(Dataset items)
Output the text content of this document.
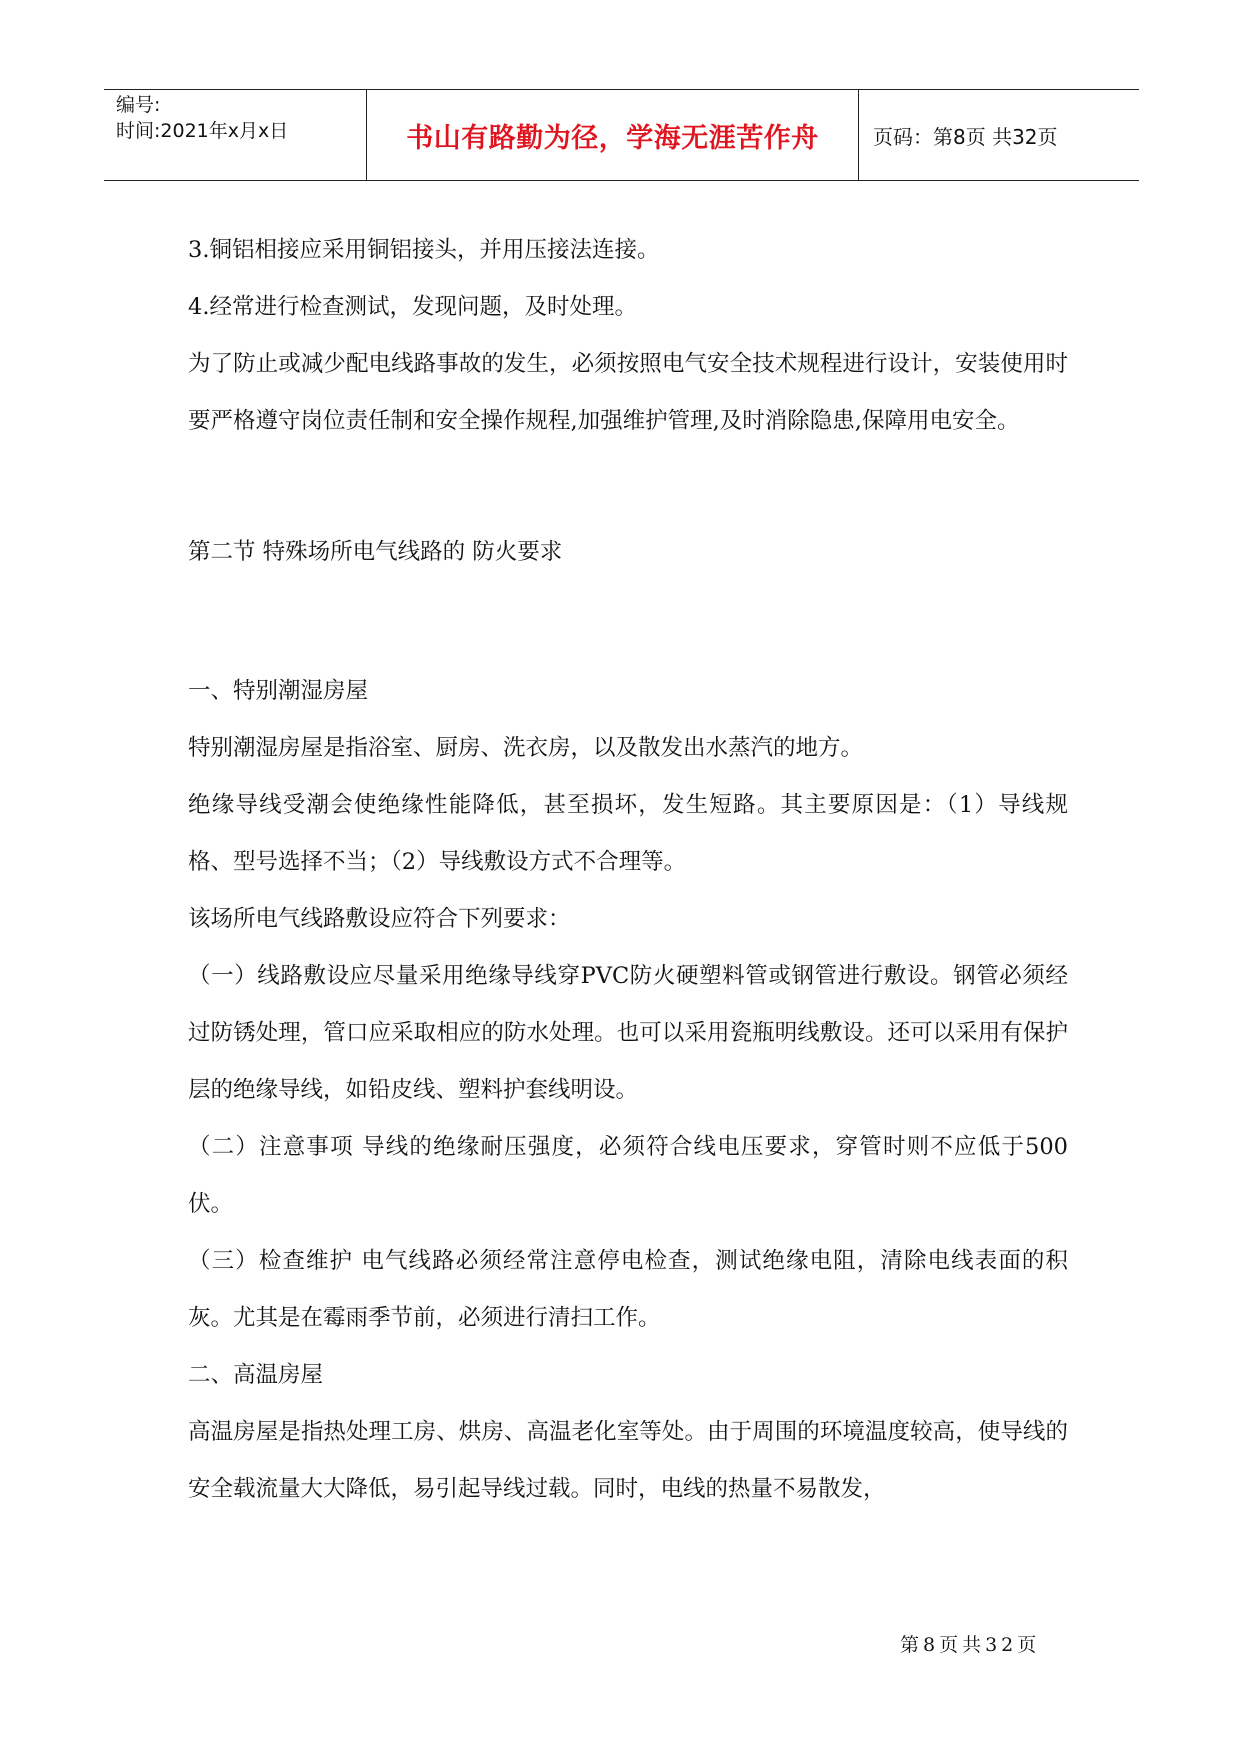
编号:
时间:2021年x月x日	书山有路勤为径，学海无涯苦作舟	页码：第8页 共32页

3.铜铝相接应采用铜铝接头，并用压接法连接。

4.经常进行检查测试，发现问题，及时处理。

为了防止或减少配电线路事故的发生，必须按照电气安全技术规程进行设计，安装使用时要严格遵守岗位责任制和安全操作规程,加强维护管理,及时消除隐患,保障用电安全。

第二节 特殊场所电气线路的 防火要求

一、特别潮湿房屋

特别潮湿房屋是指浴室、厨房、洗衣房，以及散发出水蒸汽的地方。

绝缘导线受潮会使绝缘性能降低，甚至损坏，发生短路。其主要原因是：（1）导线规格、型号选择不当；（2）导线敷设方式不合理等。

该场所电气线路敷设应符合下列要求：

（一）线路敷设应尽量采用绝缘导线穿PVC防火硬塑料管或钢管进行敷设。钢管必须经过防锈处理，管口应采取相应的防水处理。也可以采用瓷瓶明线敷设。还可以采用有保护层的绝缘导线，如铅皮线、塑料护套线明设。

（二）注意事项 导线的绝缘耐压强度，必须符合线电压要求，穿管时则不应低于500伏。

（三）检查维护 电气线路必须经常注意停电检查，测试绝缘电阻，清除电线表面的积灰。尤其是在霉雨季节前，必须进行清扫工作。

二、高温房屋

高温房屋是指热处理工房、烘房、高温老化室等处。由于周围的环境温度较高，使导线的安全载流量大大降低，易引起导线过载。同时，电线的热量不易散发，

第8页共32页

■ TASK BRIEF
Set the pictures aside and transcribe the data above exactly.

■ ANSWER TO THE PROBLEM
Output the text content of this document.
编号:
时间:2021年x月x日	书山有路勤为径，学海无涯苦作舟	页码：第8页 共32页

3.铜铝相接应采用铜铝接头，并用压接法连接。

4.经常进行检查测试，发现问题，及时处理。

为了防止或减少配电线路事故的发生，必须按照电气安全技术规程进行设计，安装使用时要严格遵守岗位责任制和安全操作规程,加强维护管理,及时消除隐患,保障用电安全。

第二节 特殊场所电气线路的 防火要求

一、特别潮湿房屋

特别潮湿房屋是指浴室、厨房、洗衣房，以及散发出水蒸汽的地方。

绝缘导线受潮会使绝缘性能降低，甚至损坏，发生短路。其主要原因是：（1）导线规格、型号选择不当；（2）导线敷设方式不合理等。

该场所电气线路敷设应符合下列要求：

（一）线路敷设应尽量采用绝缘导线穿PVC防火硬塑料管或钢管进行敷设。钢管必须经过防锈处理，管口应采取相应的防水处理。也可以采用瓷瓶明线敷设。还可以采用有保护层的绝缘导线，如铅皮线、塑料护套线明设。

（二）注意事项 导线的绝缘耐压强度，必须符合线电压要求，穿管时则不应低于500伏。

（三）检查维护 电气线路必须经常注意停电检查，测试绝缘电阻，清除电线表面的积灰。尤其是在霉雨季节前，必须进行清扫工作。

二、高温房屋

高温房屋是指热处理工房、烘房、高温老化室等处。由于周围的环境温度较高，使导线的安全载流量大大降低，易引起导线过载。同时，电线的热量不易散发，

第8页共32页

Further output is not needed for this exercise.